- **What you will do**
Retype the listing that follows, word for word.
--- BEGIN Source data ---
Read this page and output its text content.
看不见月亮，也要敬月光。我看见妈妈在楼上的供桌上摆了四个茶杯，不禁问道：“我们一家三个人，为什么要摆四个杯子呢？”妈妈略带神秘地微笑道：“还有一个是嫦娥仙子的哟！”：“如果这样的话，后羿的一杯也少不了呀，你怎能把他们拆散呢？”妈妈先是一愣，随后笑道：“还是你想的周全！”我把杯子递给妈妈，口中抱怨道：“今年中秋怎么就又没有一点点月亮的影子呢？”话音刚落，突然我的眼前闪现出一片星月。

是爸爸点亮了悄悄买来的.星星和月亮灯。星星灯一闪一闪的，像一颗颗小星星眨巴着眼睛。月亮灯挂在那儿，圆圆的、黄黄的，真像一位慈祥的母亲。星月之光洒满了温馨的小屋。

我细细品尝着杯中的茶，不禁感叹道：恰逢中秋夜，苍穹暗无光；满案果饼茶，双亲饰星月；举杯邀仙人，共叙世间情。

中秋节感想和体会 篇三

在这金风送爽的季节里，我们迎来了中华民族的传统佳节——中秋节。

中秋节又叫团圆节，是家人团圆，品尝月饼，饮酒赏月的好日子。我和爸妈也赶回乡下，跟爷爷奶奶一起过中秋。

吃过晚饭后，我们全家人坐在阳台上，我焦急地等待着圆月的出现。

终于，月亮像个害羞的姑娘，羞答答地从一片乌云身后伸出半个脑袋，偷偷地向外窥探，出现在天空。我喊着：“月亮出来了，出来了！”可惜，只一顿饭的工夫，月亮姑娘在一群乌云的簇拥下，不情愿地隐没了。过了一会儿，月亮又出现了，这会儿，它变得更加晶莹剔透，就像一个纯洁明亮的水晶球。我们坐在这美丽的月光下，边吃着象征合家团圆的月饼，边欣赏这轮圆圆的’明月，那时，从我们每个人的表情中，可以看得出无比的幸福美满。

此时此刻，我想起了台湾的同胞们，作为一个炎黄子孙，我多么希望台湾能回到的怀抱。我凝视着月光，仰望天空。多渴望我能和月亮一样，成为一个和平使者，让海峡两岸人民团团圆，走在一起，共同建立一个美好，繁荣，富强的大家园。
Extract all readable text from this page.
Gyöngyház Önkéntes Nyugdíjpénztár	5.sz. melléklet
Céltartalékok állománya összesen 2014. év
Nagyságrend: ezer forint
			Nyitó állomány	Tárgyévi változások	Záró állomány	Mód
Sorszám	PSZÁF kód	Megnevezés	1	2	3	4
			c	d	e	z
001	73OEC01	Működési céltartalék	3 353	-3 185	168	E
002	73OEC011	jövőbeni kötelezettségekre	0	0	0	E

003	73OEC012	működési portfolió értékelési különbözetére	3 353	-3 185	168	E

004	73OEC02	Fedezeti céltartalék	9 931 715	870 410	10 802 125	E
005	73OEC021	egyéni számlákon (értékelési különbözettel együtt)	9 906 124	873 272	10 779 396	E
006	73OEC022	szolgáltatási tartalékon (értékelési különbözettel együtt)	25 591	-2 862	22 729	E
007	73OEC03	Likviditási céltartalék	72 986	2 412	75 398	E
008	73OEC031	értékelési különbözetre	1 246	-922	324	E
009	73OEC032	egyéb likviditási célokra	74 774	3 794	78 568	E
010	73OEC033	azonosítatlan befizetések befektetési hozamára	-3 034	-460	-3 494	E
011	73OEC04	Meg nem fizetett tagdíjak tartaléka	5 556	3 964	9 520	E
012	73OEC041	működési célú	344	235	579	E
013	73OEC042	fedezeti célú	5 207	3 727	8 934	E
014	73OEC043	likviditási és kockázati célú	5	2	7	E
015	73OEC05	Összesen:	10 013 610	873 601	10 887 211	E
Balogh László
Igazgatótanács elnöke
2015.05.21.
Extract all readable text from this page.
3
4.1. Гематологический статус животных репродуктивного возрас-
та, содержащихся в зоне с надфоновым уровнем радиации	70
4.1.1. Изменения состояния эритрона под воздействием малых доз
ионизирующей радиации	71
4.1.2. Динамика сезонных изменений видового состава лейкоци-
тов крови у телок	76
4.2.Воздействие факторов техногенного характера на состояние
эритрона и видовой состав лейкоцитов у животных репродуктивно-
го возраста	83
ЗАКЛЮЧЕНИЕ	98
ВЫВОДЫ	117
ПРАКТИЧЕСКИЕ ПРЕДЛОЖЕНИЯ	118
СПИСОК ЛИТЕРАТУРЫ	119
--- END Source data ---
- **Correct result**
Read this page and output its text content.
看不见月亮，也要敬月光。我看见妈妈在楼上的供桌上摆了四个茶杯，不禁问道：“我们一家三个人，为什么要摆四个杯子呢？”妈妈略带神秘地微笑道：“还有一个是嫦娥仙子的哟！”：“如果这样的话，后羿的一杯也少不了呀，你怎能把他们拆散呢？”妈妈先是一愣，随后笑道：“还是你想的周全！”我把杯子递给妈妈，口中抱怨道：“今年中秋怎么就又没有一点点月亮的影子呢？”话音刚落，突然我的眼前闪现出一片星月。

是爸爸点亮了悄悄买来的.星星和月亮灯。星星灯一闪一闪的，像一颗颗小星星眨巴着眼睛。月亮灯挂在那儿，圆圆的、黄黄的，真像一位慈祥的母亲。星月之光洒满了温馨的小屋。

我细细品尝着杯中的茶，不禁感叹道：恰逢中秋夜，苍穹暗无光；满案果饼茶，双亲饰星月；举杯邀仙人，共叙世间情。

中秋节感想和体会 篇三

在这金风送爽的季节里，我们迎来了中华民族的传统佳节——中秋节。

中秋节又叫团圆节，是家人团圆，品尝月饼，饮酒赏月的好日子。我和爸妈也赶回乡下，跟爷爷奶奶一起过中秋。

吃过晚饭后，我们全家人坐在阳台上，我焦急地等待着圆月的出现。

终于，月亮像个害羞的姑娘，羞答答地从一片乌云身后伸出半个脑袋，偷偷地向外窥探，出现在天空。我喊着：“月亮出来了，出来了！”可惜，只一顿饭的工夫，月亮姑娘在一群乌云的簇拥下，不情愿地隐没了。过了一会儿，月亮又出现了，这会儿，它变得更加晶莹剔透，就像一个纯洁明亮的水晶球。我们坐在这美丽的月光下，边吃着象征合家团圆的月饼，边欣赏这轮圆圆的’明月，那时，从我们每个人的表情中，可以看得出无比的幸福美满。

此时此刻，我想起了台湾的同胞们，作为一个炎黄子孙，我多么希望台湾能回到的怀抱。我凝视着月光，仰望天空。多渴望我能和月亮一样，成为一个和平使者，让海峡两岸人民团团圆，走在一起，共同建立一个美好，繁荣，富强的大家园。
Extract all readable text from this page.
Gyöngyház Önkéntes Nyugdíjpénztár	5.sz. melléklet
Céltartalékok állománya összesen 2014. év
Nagyságrend: ezer forint
			Nyitó állomány	Tárgyévi változások	Záró állomány	Mód
Sorszám	PSZÁF kód	Megnevezés	1	2	3	4
			c	d	e	z
001	73OEC01	Működési céltartalék	3 353	-3 185	168	E
002	73OEC011	jövőbeni kötelezettségekre	0	0	0	E

003	73OEC012	működési portfolió értékelési különbözetére	3 353	-3 185	168	E

004	73OEC02	Fedezeti céltartalék	9 931 715	870 410	10 802 125	E
005	73OEC021	egyéni számlákon (értékelési különbözettel együtt)	9 906 124	873 272	10 779 396	E
006	73OEC022	szolgáltatási tartalékon (értékelési különbözettel együtt)	25 591	-2 862	22 729	E
007	73OEC03	Likviditási céltartalék	72 986	2 412	75 398	E
008	73OEC031	értékelési különbözetre	1 246	-922	324	E
009	73OEC032	egyéb likviditási célokra	74 774	3 794	78 568	E
010	73OEC033	azonosítatlan befizetések befektetési hozamára	-3 034	-460	-3 494	E
011	73OEC04	Meg nem fizetett tagdíjak tartaléka	5 556	3 964	9 520	E
012	73OEC041	működési célú	344	235	579	E
013	73OEC042	fedezeti célú	5 207	3 727	8 934	E
014	73OEC043	likviditási és kockázati célú	5	2	7	E
015	73OEC05	Összesen:	10 013 610	873 601	10 887 211	E
Balogh László
Igazgatótanács elnöke
2015.05.21.
Extract all readable text from this page.
3
4.1. Гематологический статус животных репродуктивного возрас-
та, содержащихся в зоне с надфоновым уровнем радиации	70
4.1.1. Изменения состояния эритрона под воздействием малых доз
ионизирующей радиации	71
4.1.2. Динамика сезонных изменений видового состава лейкоци-
тов крови у телок	76
4.2.Воздействие факторов техногенного характера на состояние
эритрона и видовой состав лейкоцитов у животных репродуктивно-
го возраста	83
ЗАКЛЮЧЕНИЕ	98
ВЫВОДЫ	117
ПРАКТИЧЕСКИЕ ПРЕДЛОЖЕНИЯ	118
СПИСОК ЛИТЕРАТУРЫ	119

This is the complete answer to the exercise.